- **Exercise**: Find the string "axial" and gather every line that holds it.

▼▼▼

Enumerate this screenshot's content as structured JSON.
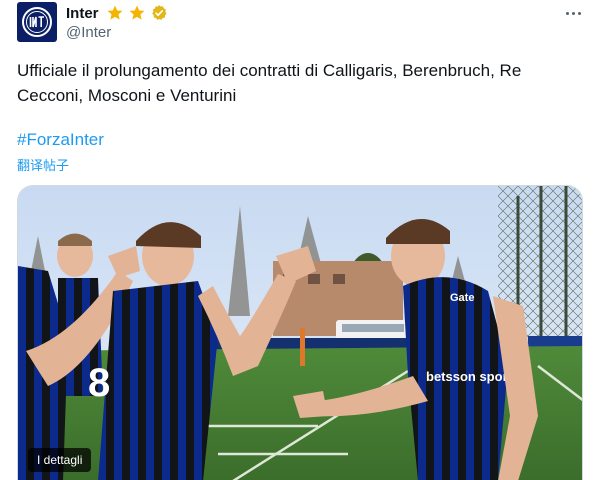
{
  "tweet": {
    "display_name": "Inter",
    "handle": "@Inter",
    "text": "Ufficiale il prolungamento dei contratti di Calligaris, Berenbruch, Re Cecconi, Mosconi e Venturini",
    "hashtag": "#ForzaInter",
    "translate_label": "翻译帖子",
    "badges": [
      "star-icon",
      "star-icon",
      "verified-icon"
    ],
    "media": {
      "details_label": "I dettagli",
      "jersey_sponsor": "betsson sport",
      "jersey_sponsor_2": "Gate",
      "jersey_number": "8"
    }
  },
  "colors": {
    "link": "#1d9bf0",
    "text": "#0f1419",
    "muted": "#536471",
    "inter_blue": "#0a1f66",
    "star": "#f4b400",
    "verified": "#e2b719"
  }
}
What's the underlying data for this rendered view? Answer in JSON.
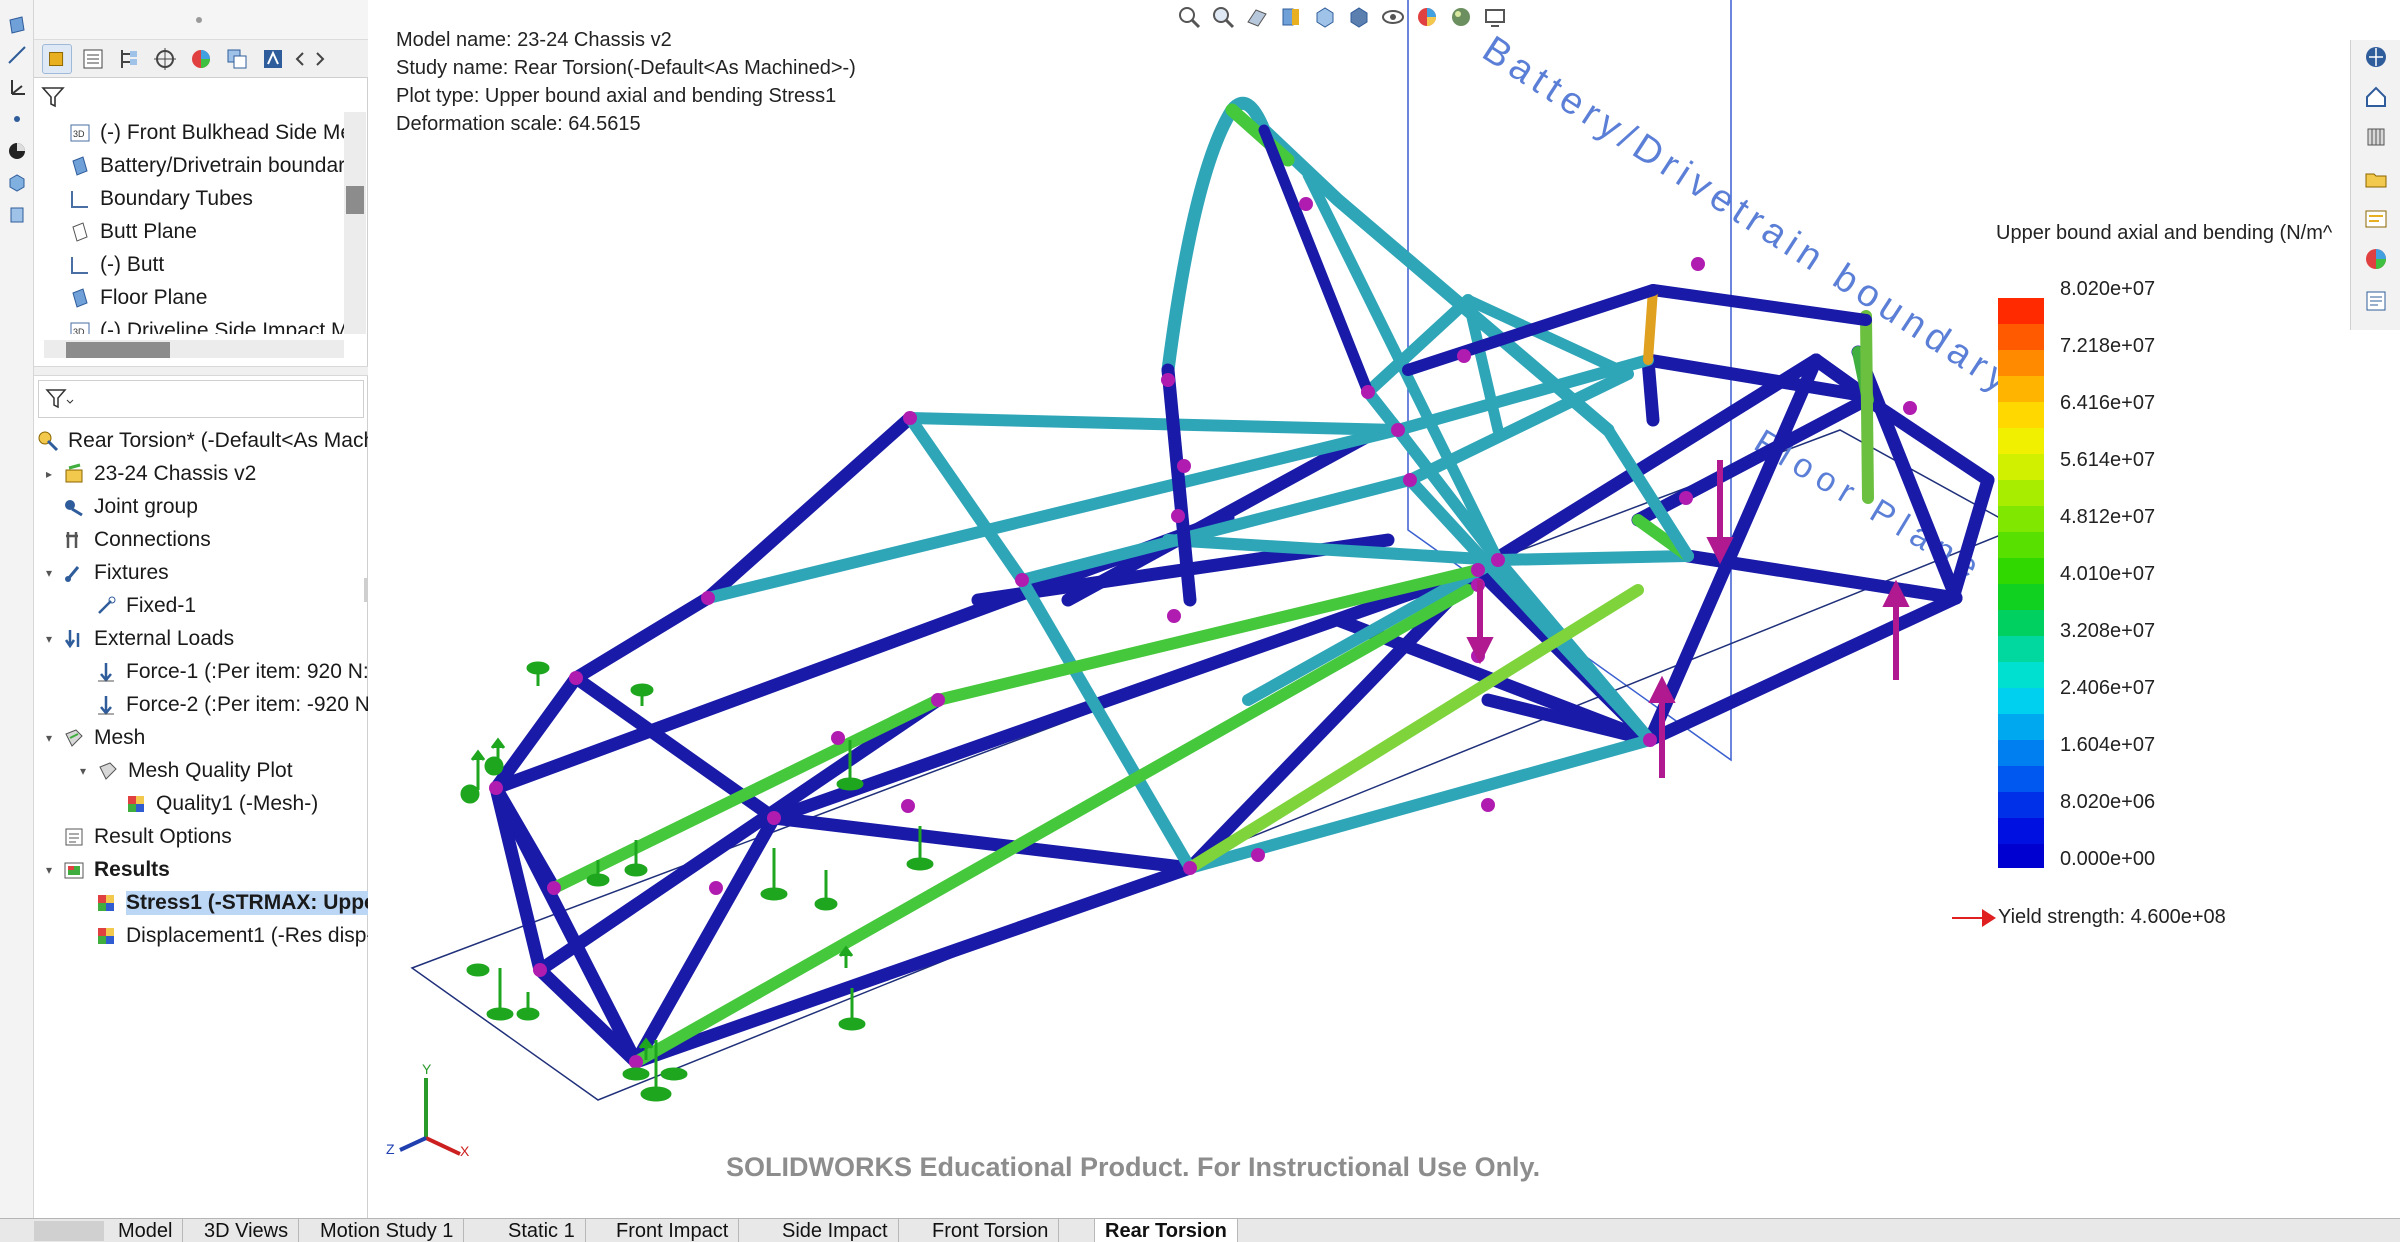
{
  "feature_tree": {
    "items": [
      {
        "label": "(-) Front Bulkhead Side Me",
        "icon": "3d-sketch-icon"
      },
      {
        "label": "Battery/Drivetrain boundar",
        "icon": "plane-icon"
      },
      {
        "label": "Boundary Tubes",
        "icon": "sketch-icon"
      },
      {
        "label": "Butt Plane",
        "icon": "plane-icon"
      },
      {
        "label": "(-) Butt",
        "icon": "sketch-icon"
      },
      {
        "label": "Floor Plane",
        "icon": "plane-icon"
      },
      {
        "label": "(-) Driveline Side Impact M",
        "icon": "3d-sketch-icon"
      }
    ]
  },
  "simulation_tree": {
    "root": "Rear Torsion* (-Default<As Mach",
    "items": [
      {
        "label": "23-24 Chassis v2",
        "icon": "part-icon"
      },
      {
        "label": "Joint group",
        "icon": "joint-group-icon"
      },
      {
        "label": "Connections",
        "icon": "connections-icon"
      },
      {
        "label": "Fixtures",
        "icon": "fixtures-icon"
      },
      {
        "label": "Fixed-1",
        "icon": "fixed-icon"
      },
      {
        "label": "External Loads",
        "icon": "external-loads-icon"
      },
      {
        "label": "Force-1 (:Per item: 920 N:)",
        "icon": "force-icon"
      },
      {
        "label": "Force-2 (:Per item: -920 N:",
        "icon": "force-icon"
      },
      {
        "label": "Mesh",
        "icon": "mesh-icon"
      },
      {
        "label": "Mesh Quality Plot",
        "icon": "mesh-quality-icon"
      },
      {
        "label": "Quality1 (-Mesh-)",
        "icon": "plot-icon"
      },
      {
        "label": "Result Options",
        "icon": "result-options-icon"
      },
      {
        "label": "Results",
        "icon": "results-icon"
      },
      {
        "label": "Stress1 (-STRMAX: Uppe",
        "icon": "plot-icon"
      },
      {
        "label": "Displacement1 (-Res disp-",
        "icon": "plot-icon"
      }
    ]
  },
  "plot_info": {
    "model_name": "Model name: 23-24 Chassis v2",
    "study_name": "Study name: Rear Torsion(-Default<As Machined>-)",
    "plot_type": "Plot type: Upper bound axial and bending Stress1",
    "deformation_scale": "Deformation scale: 64.5615"
  },
  "legend": {
    "title": "Upper bound axial and bending (N/m^",
    "values": [
      "8.020e+07",
      "7.218e+07",
      "6.416e+07",
      "5.614e+07",
      "4.812e+07",
      "4.010e+07",
      "3.208e+07",
      "2.406e+07",
      "1.604e+07",
      "8.020e+06",
      "0.000e+00"
    ],
    "yield_strength": "Yield strength: 4.600e+08"
  },
  "viewport_labels": {
    "boundary_plane": "Battery/Drivetrain boundary",
    "floor_plane": "Floor Plane"
  },
  "axes": {
    "y": "Y",
    "x": "X",
    "z": "Z"
  },
  "watermark": "SOLIDWORKS Educational Product. For Instructional Use Only.",
  "bottom_tabs": [
    {
      "label": "Model",
      "active": false
    },
    {
      "label": "3D Views",
      "active": false
    },
    {
      "label": "Motion Study 1",
      "active": false
    },
    {
      "label": "Static 1",
      "active": false
    },
    {
      "label": "Front Impact",
      "active": false
    },
    {
      "label": "Side Impact",
      "active": false
    },
    {
      "label": "Front Torsion",
      "active": false
    },
    {
      "label": "Rear Torsion",
      "active": true
    }
  ],
  "colors": {
    "tube_low": "#1a1aa8",
    "tube_mid": "#2ea6b8",
    "tube_high": "#46c83c",
    "node": "#b01cb0",
    "fixture": "#1fa61f",
    "load_arrow": "#b0198f",
    "plane_outline": "#3a5fd0",
    "selection": "#bcd6f5"
  }
}
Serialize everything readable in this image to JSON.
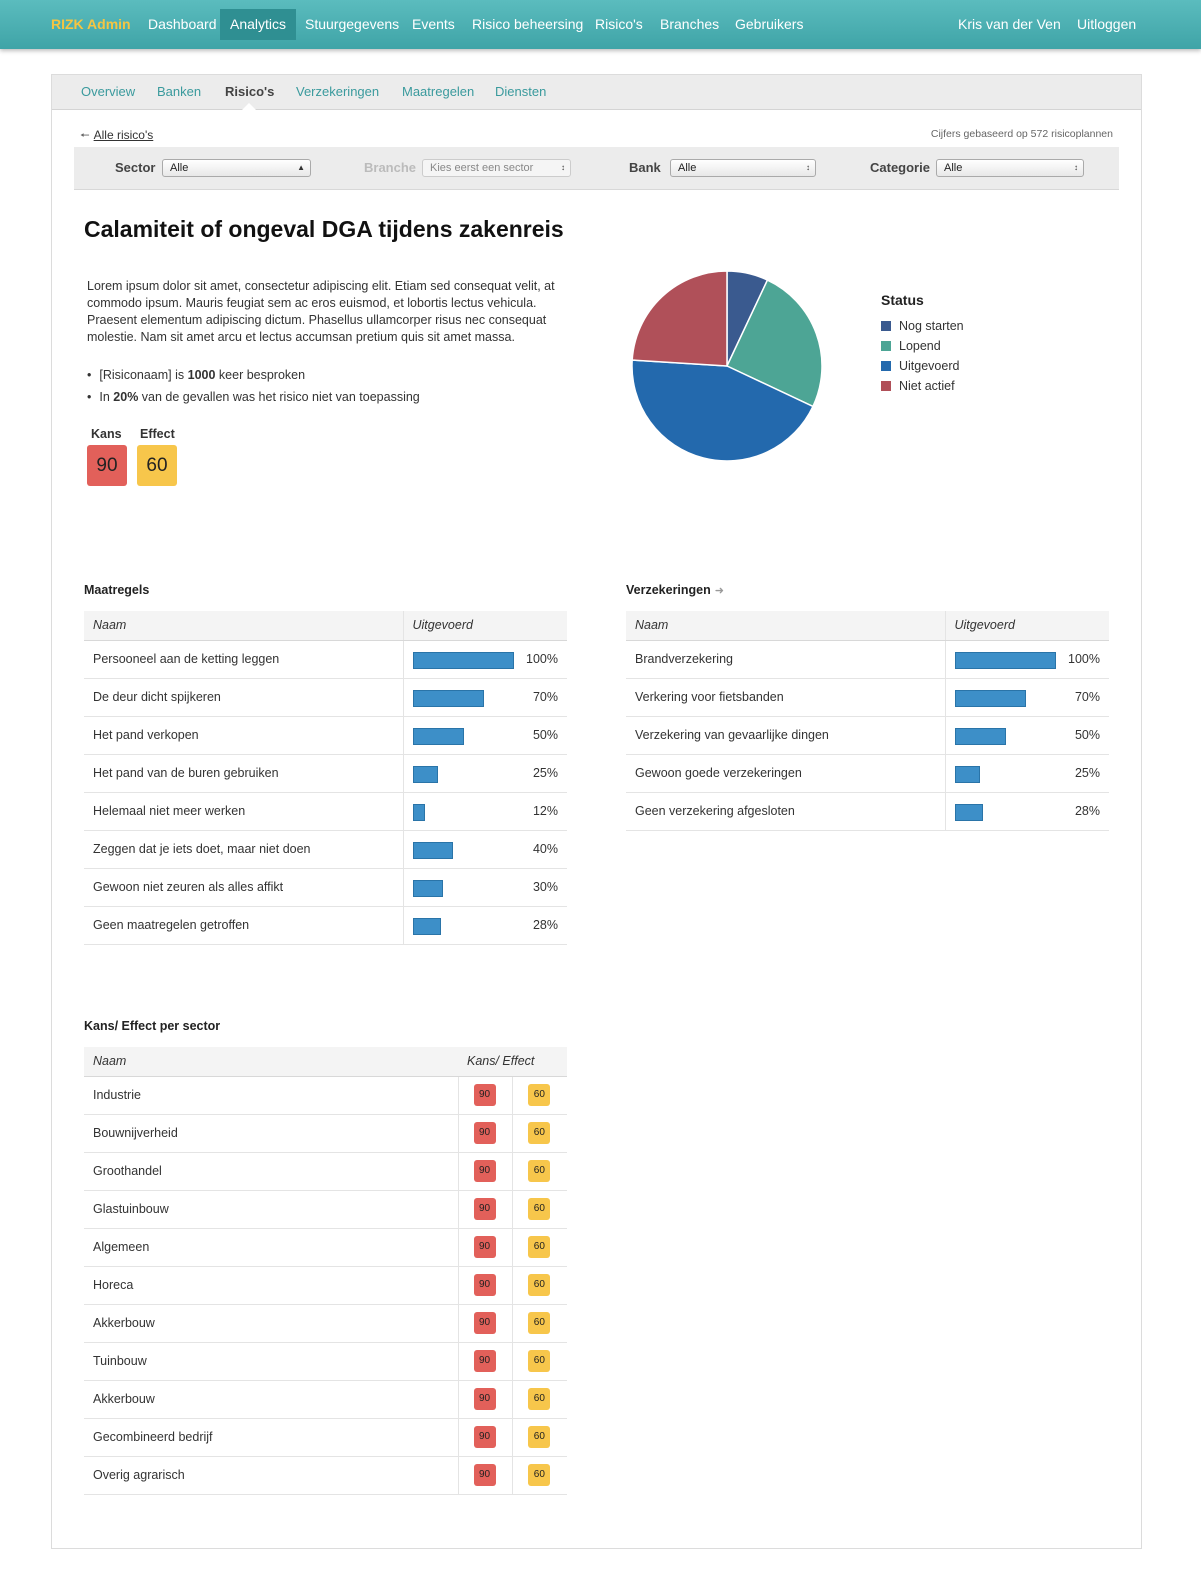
{
  "nav": {
    "brand": "RIZK Admin",
    "items": [
      "Dashboard",
      "Analytics",
      "Stuurgegevens",
      "Events",
      "Risico beheersing",
      "Risico's",
      "Branches",
      "Gebruikers"
    ],
    "user": "Kris van der Ven",
    "logout": "Uitloggen"
  },
  "subnav": {
    "items": [
      "Overview",
      "Banken",
      "Risico's",
      "Verzekeringen",
      "Maatregelen",
      "Diensten"
    ],
    "active": "Risico's"
  },
  "back_link": "Alle risico's",
  "based_on": "Cijfers gebaseerd op 572 risicoplannen",
  "filters": {
    "sector": {
      "label": "Sector",
      "value": "Alle"
    },
    "branche": {
      "label": "Branche",
      "value": "Kies eerst een sector"
    },
    "bank": {
      "label": "Bank",
      "value": "Alle"
    },
    "categorie": {
      "label": "Categorie",
      "value": "Alle"
    }
  },
  "title": "Calamiteit of ongeval DGA tijdens zakenreis",
  "description": "Lorem ipsum dolor sit amet, consectetur adipiscing elit. Etiam sed consequat velit, at commodo ipsum. Mauris feugiat sem ac eros euismod, et lobortis lectus vehicula. Praesent elementum adipiscing dictum. Phasellus ullamcorper risus nec consequat molestie. Nam sit amet arcu et lectus accumsan pretium quis sit amet massa.",
  "bullets": {
    "b1_pre": "[Risiconaam] is ",
    "b1_bold": "1000",
    "b1_post": " keer besproken",
    "b2_pre": "In ",
    "b2_bold": "20%",
    "b2_post": " van de gevallen was het risico niet van toepassing"
  },
  "scores": {
    "kans_label": "Kans",
    "kans": "90",
    "effect_label": "Effect",
    "effect": "60"
  },
  "chart_data": {
    "type": "pie",
    "title": "Status",
    "legend_position": "right",
    "slices": [
      {
        "label": "Nog starten",
        "value": 7,
        "color": "#3a5a8f"
      },
      {
        "label": "Lopend",
        "value": 25,
        "color": "#4da595"
      },
      {
        "label": "Uitgevoerd",
        "value": 44,
        "color": "#2369ad"
      },
      {
        "label": "Niet actief",
        "value": 24,
        "color": "#b05059"
      }
    ]
  },
  "maatregels": {
    "title": "Maatregels",
    "col_name": "Naam",
    "col_value": "Uitgevoerd",
    "rows": [
      {
        "name": "Persooneel aan de ketting leggen",
        "value": 100,
        "label": "100%"
      },
      {
        "name": "De deur dicht spijkeren",
        "value": 70,
        "label": "70%"
      },
      {
        "name": "Het pand verkopen",
        "value": 50,
        "label": "50%"
      },
      {
        "name": "Het pand van de buren gebruiken",
        "value": 25,
        "label": "25%"
      },
      {
        "name": "Helemaal niet meer werken",
        "value": 12,
        "label": "12%"
      },
      {
        "name": "Zeggen dat je iets doet, maar niet doen",
        "value": 40,
        "label": "40%"
      },
      {
        "name": "Gewoon niet zeuren als alles affikt",
        "value": 30,
        "label": "30%"
      },
      {
        "name": "Geen maatregelen getroffen",
        "value": 28,
        "label": "28%"
      }
    ]
  },
  "verzekeringen": {
    "title": "Verzekeringen",
    "col_name": "Naam",
    "col_value": "Uitgevoerd",
    "rows": [
      {
        "name": "Brandverzekering",
        "value": 100,
        "label": "100%"
      },
      {
        "name": "Verkering voor fietsbanden",
        "value": 70,
        "label": "70%"
      },
      {
        "name": "Verzekering van gevaarlijke dingen",
        "value": 50,
        "label": "50%"
      },
      {
        "name": "Gewoon goede verzekeringen",
        "value": 25,
        "label": "25%"
      },
      {
        "name": "Geen verzekering afgesloten",
        "value": 28,
        "label": "28%"
      }
    ]
  },
  "sector_table": {
    "title": "Kans/ Effect per sector",
    "col_name": "Naam",
    "col_value": "Kans/ Effect",
    "rows": [
      {
        "name": "Industrie",
        "kans": "90",
        "effect": "60"
      },
      {
        "name": "Bouwnijverheid",
        "kans": "90",
        "effect": "60"
      },
      {
        "name": "Groothandel",
        "kans": "90",
        "effect": "60"
      },
      {
        "name": "Glastuinbouw",
        "kans": "90",
        "effect": "60"
      },
      {
        "name": "Algemeen",
        "kans": "90",
        "effect": "60"
      },
      {
        "name": "Horeca",
        "kans": "90",
        "effect": "60"
      },
      {
        "name": "Akkerbouw",
        "kans": "90",
        "effect": "60"
      },
      {
        "name": "Tuinbouw",
        "kans": "90",
        "effect": "60"
      },
      {
        "name": "Akkerbouw",
        "kans": "90",
        "effect": "60"
      },
      {
        "name": "Gecombineerd bedrijf",
        "kans": "90",
        "effect": "60"
      },
      {
        "name": "Overig agrarisch",
        "kans": "90",
        "effect": "60"
      }
    ]
  }
}
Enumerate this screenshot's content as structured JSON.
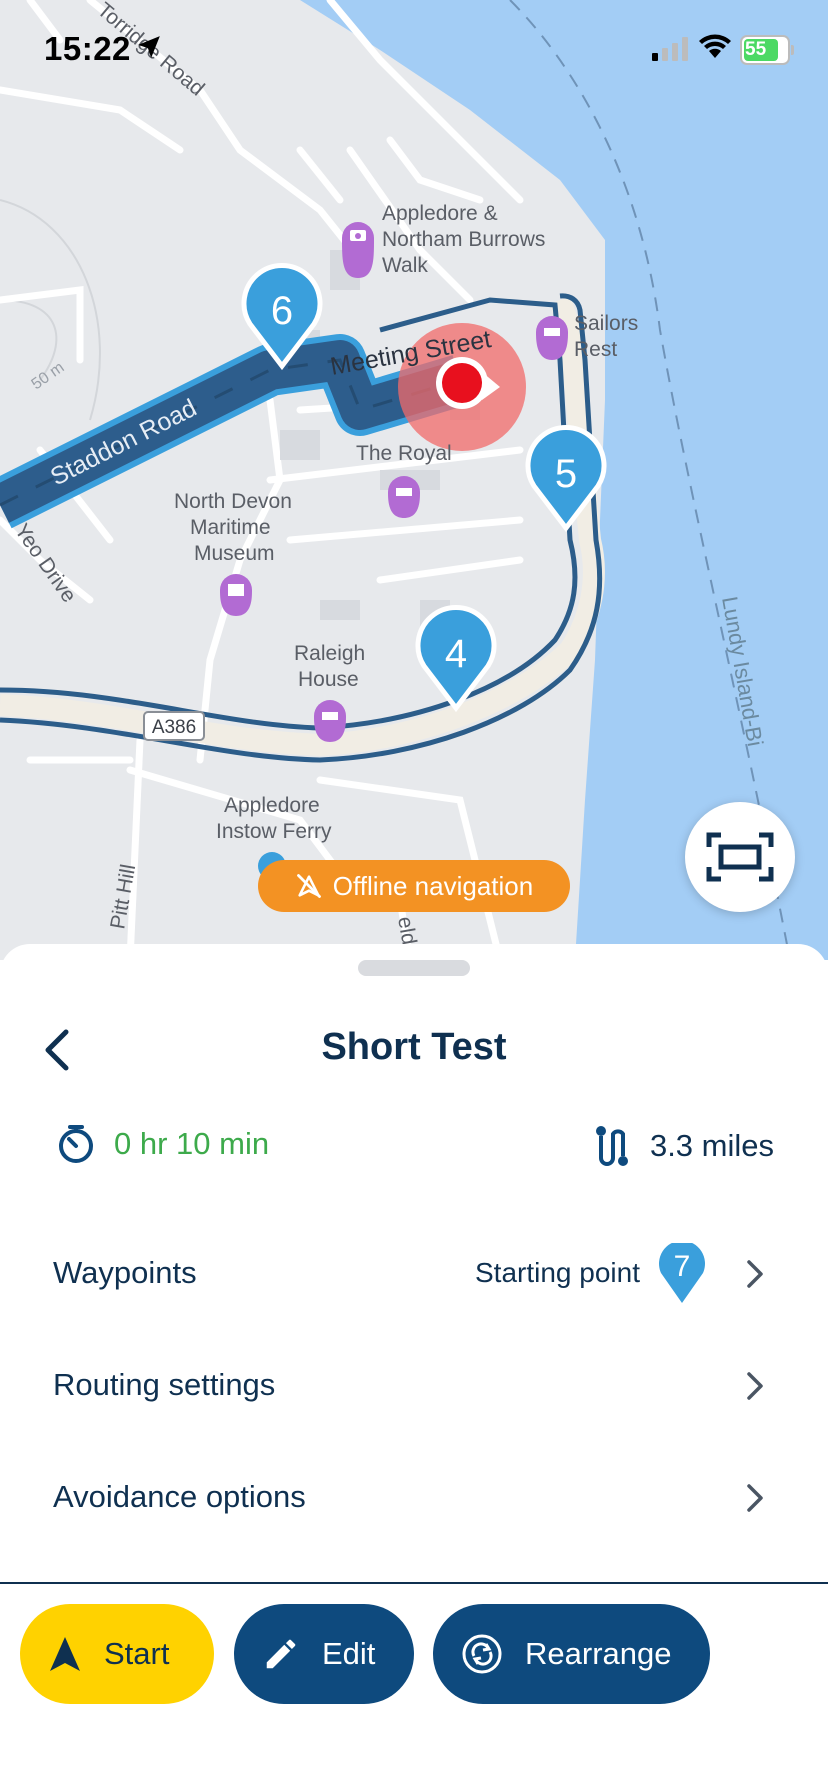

▲▲▲

- **Output below**:
    "plot_type": "Plot type: Upper bound axial and bending Stress1",
    "title": "Upper bound axial and bending (N/m^",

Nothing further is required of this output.